▶ _INPUT ROWS_:
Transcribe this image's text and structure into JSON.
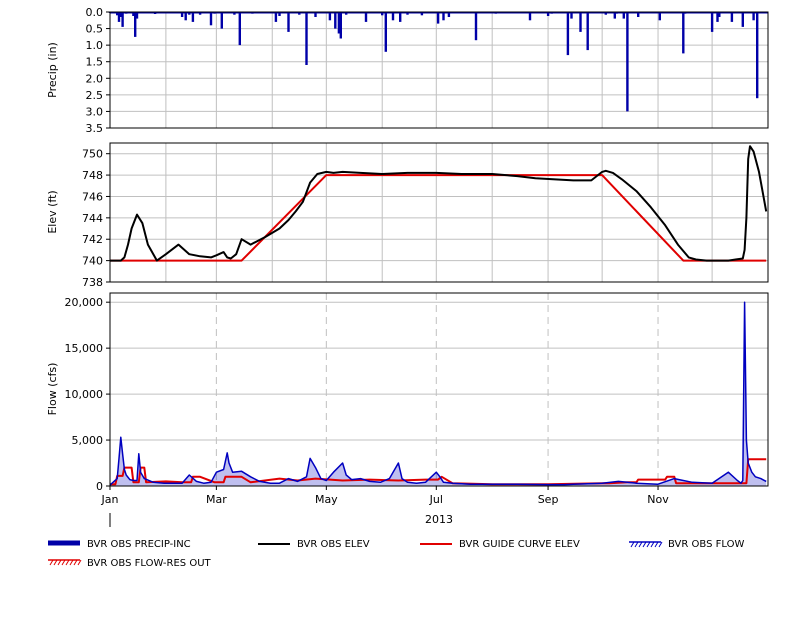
{
  "colors": {
    "precip": "#0000a8",
    "elev": "#000000",
    "guide": "#e00000",
    "flow": "#0000c0",
    "flow_res_out": "#e00000",
    "grid": "#c0c0c0"
  },
  "chart_data": [
    {
      "type": "bar",
      "panel": "precip",
      "ylabel": "Precip (in)",
      "ylim": [
        0.0,
        3.5
      ],
      "y_inverted": true,
      "yticks": [
        "0.0",
        "0.5",
        "1.0",
        "1.5",
        "2.0",
        "2.5",
        "3.0",
        "3.5"
      ],
      "grid": true,
      "series": [
        {
          "name": "BVR OBS PRECIP-INC",
          "x": [
            "2013-01-01",
            "2013-01-05",
            "2013-01-06",
            "2013-01-07",
            "2013-01-08",
            "2013-01-10",
            "2013-01-14",
            "2013-01-15",
            "2013-01-16",
            "2013-01-26",
            "2013-02-10",
            "2013-02-12",
            "2013-02-14",
            "2013-02-16",
            "2013-02-20",
            "2013-02-26",
            "2013-02-28",
            "2013-03-04",
            "2013-03-11",
            "2013-03-14",
            "2013-03-21",
            "2013-04-03",
            "2013-04-05",
            "2013-04-10",
            "2013-04-16",
            "2013-04-20",
            "2013-04-25",
            "2013-05-03",
            "2013-05-06",
            "2013-05-08",
            "2013-05-09",
            "2013-05-12",
            "2013-05-23",
            "2013-06-01",
            "2013-06-03",
            "2013-06-07",
            "2013-06-11",
            "2013-06-15",
            "2013-06-23",
            "2013-07-02",
            "2013-07-05",
            "2013-07-08",
            "2013-07-23",
            "2013-08-03",
            "2013-08-22",
            "2013-09-01",
            "2013-09-03",
            "2013-09-12",
            "2013-09-14",
            "2013-09-19",
            "2013-09-23",
            "2013-10-03",
            "2013-10-08",
            "2013-10-09",
            "2013-10-13",
            "2013-10-15",
            "2013-10-21",
            "2013-11-02",
            "2013-11-15",
            "2013-11-16",
            "2013-12-01",
            "2013-12-04",
            "2013-12-05",
            "2013-12-12",
            "2013-12-18",
            "2013-12-24",
            "2013-12-26"
          ],
          "values": [
            0.02,
            0.1,
            0.3,
            0.15,
            0.45,
            0.05,
            0.12,
            0.75,
            0.2,
            0.06,
            0.15,
            0.25,
            0.08,
            0.3,
            0.08,
            0.4,
            0.05,
            0.5,
            0.08,
            1.0,
            0.05,
            0.3,
            0.12,
            0.6,
            0.08,
            1.6,
            0.15,
            0.25,
            0.5,
            0.65,
            0.8,
            0.08,
            0.3,
            0.1,
            1.2,
            0.25,
            0.3,
            0.08,
            0.1,
            0.35,
            0.25,
            0.15,
            0.85,
            0.05,
            0.25,
            0.12,
            0.05,
            1.3,
            0.2,
            0.6,
            1.15,
            0.08,
            0.2,
            0.05,
            0.2,
            3.0,
            0.15,
            0.25,
            1.25,
            0.05,
            0.6,
            0.3,
            0.15,
            0.3,
            0.45,
            0.25,
            2.6
          ]
        }
      ]
    },
    {
      "type": "line",
      "panel": "elev",
      "ylabel": "Elev (ft)",
      "ylim": [
        738,
        751
      ],
      "yticks": [
        "738",
        "740",
        "742",
        "744",
        "746",
        "748",
        "750"
      ],
      "grid": true,
      "series": [
        {
          "name": "BVR OBS ELEV",
          "x": [
            "2013-01-01",
            "2013-01-07",
            "2013-01-09",
            "2013-01-11",
            "2013-01-13",
            "2013-01-16",
            "2013-01-19",
            "2013-01-22",
            "2013-01-27",
            "2013-02-01",
            "2013-02-08",
            "2013-02-14",
            "2013-02-20",
            "2013-02-26",
            "2013-03-01",
            "2013-03-05",
            "2013-03-07",
            "2013-03-09",
            "2013-03-12",
            "2013-03-15",
            "2013-03-20",
            "2013-03-28",
            "2013-04-05",
            "2013-04-10",
            "2013-04-14",
            "2013-04-18",
            "2013-04-22",
            "2013-04-26",
            "2013-05-01",
            "2013-05-05",
            "2013-05-10",
            "2013-05-20",
            "2013-06-01",
            "2013-06-15",
            "2013-07-01",
            "2013-07-15",
            "2013-08-01",
            "2013-08-15",
            "2013-08-25",
            "2013-09-05",
            "2013-09-15",
            "2013-09-25",
            "2013-10-01",
            "2013-10-03",
            "2013-10-07",
            "2013-10-12",
            "2013-10-20",
            "2013-10-28",
            "2013-11-05",
            "2013-11-12",
            "2013-11-18",
            "2013-11-22",
            "2013-11-28",
            "2013-12-05",
            "2013-12-10",
            "2013-12-14",
            "2013-12-18",
            "2013-12-19",
            "2013-12-20",
            "2013-12-21",
            "2013-12-22",
            "2013-12-24",
            "2013-12-27",
            "2013-12-31"
          ],
          "values": [
            740.0,
            740.0,
            740.3,
            741.5,
            743.0,
            744.3,
            743.5,
            741.5,
            740.0,
            740.6,
            741.5,
            740.6,
            740.4,
            740.3,
            740.5,
            740.8,
            740.3,
            740.2,
            740.6,
            742.0,
            741.5,
            742.2,
            743.0,
            743.8,
            744.6,
            745.5,
            747.3,
            748.1,
            748.3,
            748.2,
            748.3,
            748.2,
            748.1,
            748.2,
            748.2,
            748.1,
            748.1,
            747.9,
            747.7,
            747.6,
            747.5,
            747.5,
            748.3,
            748.4,
            748.2,
            747.6,
            746.5,
            745.0,
            743.3,
            741.5,
            740.3,
            740.1,
            740.0,
            740.0,
            740.0,
            740.1,
            740.2,
            741.0,
            744.0,
            749.5,
            750.7,
            750.2,
            748.3,
            744.6
          ]
        },
        {
          "name": "BVR GUIDE CURVE ELEV",
          "x": [
            "2013-01-01",
            "2013-03-15",
            "2013-05-01",
            "2013-10-01",
            "2013-11-15",
            "2013-12-31"
          ],
          "values": [
            740.0,
            740.0,
            748.0,
            748.0,
            740.0,
            740.0
          ]
        }
      ]
    },
    {
      "type": "line",
      "panel": "flow",
      "ylabel": "Flow (cfs)",
      "ylim": [
        0,
        21000
      ],
      "yticks": [
        "0",
        "5,000",
        "10,000",
        "15,000",
        "20,000"
      ],
      "grid": true,
      "xticks": [
        "Jan",
        "Mar",
        "May",
        "Jul",
        "Sep",
        "Nov"
      ],
      "xlabel": "2013",
      "series": [
        {
          "name": "BVR OBS FLOW",
          "x": [
            "2013-01-01",
            "2013-01-05",
            "2013-01-06",
            "2013-01-07",
            "2013-01-08",
            "2013-01-09",
            "2013-01-10",
            "2013-01-12",
            "2013-01-14",
            "2013-01-16",
            "2013-01-17",
            "2013-01-18",
            "2013-01-20",
            "2013-01-25",
            "2013-01-31",
            "2013-02-05",
            "2013-02-10",
            "2013-02-14",
            "2013-02-18",
            "2013-02-22",
            "2013-02-26",
            "2013-03-01",
            "2013-03-05",
            "2013-03-07",
            "2013-03-08",
            "2013-03-10",
            "2013-03-15",
            "2013-03-20",
            "2013-03-25",
            "2013-03-31",
            "2013-04-05",
            "2013-04-10",
            "2013-04-15",
            "2013-04-20",
            "2013-04-22",
            "2013-04-25",
            "2013-04-28",
            "2013-05-01",
            "2013-05-05",
            "2013-05-10",
            "2013-05-12",
            "2013-05-15",
            "2013-05-20",
            "2013-05-25",
            "2013-05-31",
            "2013-06-05",
            "2013-06-10",
            "2013-06-12",
            "2013-06-15",
            "2013-06-20",
            "2013-06-25",
            "2013-07-01",
            "2013-07-03",
            "2013-07-05",
            "2013-07-10",
            "2013-07-20",
            "2013-08-01",
            "2013-08-15",
            "2013-09-01",
            "2013-09-10",
            "2013-09-15",
            "2013-10-01",
            "2013-10-10",
            "2013-10-15",
            "2013-10-20",
            "2013-11-01",
            "2013-11-10",
            "2013-11-15",
            "2013-11-20",
            "2013-12-01",
            "2013-12-10",
            "2013-12-15",
            "2013-12-17",
            "2013-12-18",
            "2013-12-19",
            "2013-12-20",
            "2013-12-21",
            "2013-12-23",
            "2013-12-25",
            "2013-12-28",
            "2013-12-31"
          ],
          "values": [
            100,
            800,
            3000,
            5300,
            3500,
            1800,
            1200,
            700,
            600,
            600,
            3500,
            1500,
            800,
            400,
            300,
            300,
            300,
            1200,
            500,
            300,
            400,
            1500,
            1800,
            3600,
            2500,
            1500,
            1600,
            1000,
            500,
            300,
            300,
            800,
            500,
            1000,
            3000,
            2000,
            800,
            600,
            1500,
            2500,
            1200,
            700,
            800,
            500,
            400,
            800,
            2500,
            800,
            400,
            300,
            400,
            1500,
            1000,
            400,
            300,
            200,
            200,
            200,
            150,
            150,
            200,
            300,
            500,
            400,
            300,
            200,
            800,
            600,
            400,
            300,
            1500,
            600,
            300,
            600,
            20000,
            5000,
            2500,
            1500,
            1000,
            800,
            500
          ]
        },
        {
          "name": "BVR OBS FLOW-RES OUT",
          "x": [
            "2013-01-01",
            "2013-01-04",
            "2013-01-05",
            "2013-01-08",
            "2013-01-09",
            "2013-01-13",
            "2013-01-14",
            "2013-01-17",
            "2013-01-18",
            "2013-01-20",
            "2013-01-21",
            "2013-02-01",
            "2013-02-10",
            "2013-02-15",
            "2013-02-16",
            "2013-02-20",
            "2013-02-28",
            "2013-03-05",
            "2013-03-06",
            "2013-03-15",
            "2013-03-20",
            "2013-04-05",
            "2013-04-15",
            "2013-04-25",
            "2013-05-10",
            "2013-05-25",
            "2013-06-10",
            "2013-06-25",
            "2013-07-02",
            "2013-07-04",
            "2013-07-10",
            "2013-08-01",
            "2013-09-01",
            "2013-10-01",
            "2013-10-05",
            "2013-10-15",
            "2013-10-20",
            "2013-10-21",
            "2013-11-05",
            "2013-11-06",
            "2013-11-10",
            "2013-11-11",
            "2013-11-20",
            "2013-12-01",
            "2013-12-10",
            "2013-12-15",
            "2013-12-18",
            "2013-12-20",
            "2013-12-21",
            "2013-12-31"
          ],
          "values": [
            200,
            200,
            1100,
            1100,
            2000,
            2000,
            400,
            400,
            2000,
            2000,
            400,
            500,
            400,
            400,
            1000,
            1000,
            400,
            400,
            1000,
            1000,
            400,
            800,
            600,
            800,
            600,
            700,
            600,
            700,
            700,
            1000,
            300,
            200,
            200,
            300,
            300,
            400,
            400,
            700,
            700,
            1000,
            1000,
            300,
            300,
            300,
            300,
            300,
            300,
            300,
            2900,
            2900
          ]
        }
      ]
    }
  ],
  "legend": [
    {
      "label": "BVR OBS PRECIP-INC",
      "style": "thick-blue"
    },
    {
      "label": "BVR OBS ELEV",
      "style": "black-line"
    },
    {
      "label": "BVR GUIDE CURVE ELEV",
      "style": "red-line"
    },
    {
      "label": "BVR OBS FLOW",
      "style": "blue-hatch"
    },
    {
      "label": "BVR OBS FLOW-RES OUT",
      "style": "red-hatch"
    }
  ]
}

▶ _TASK_: What is the number of lines in the records that contain "name"? Give that number only.

▶ _THE SOLUTION_: 5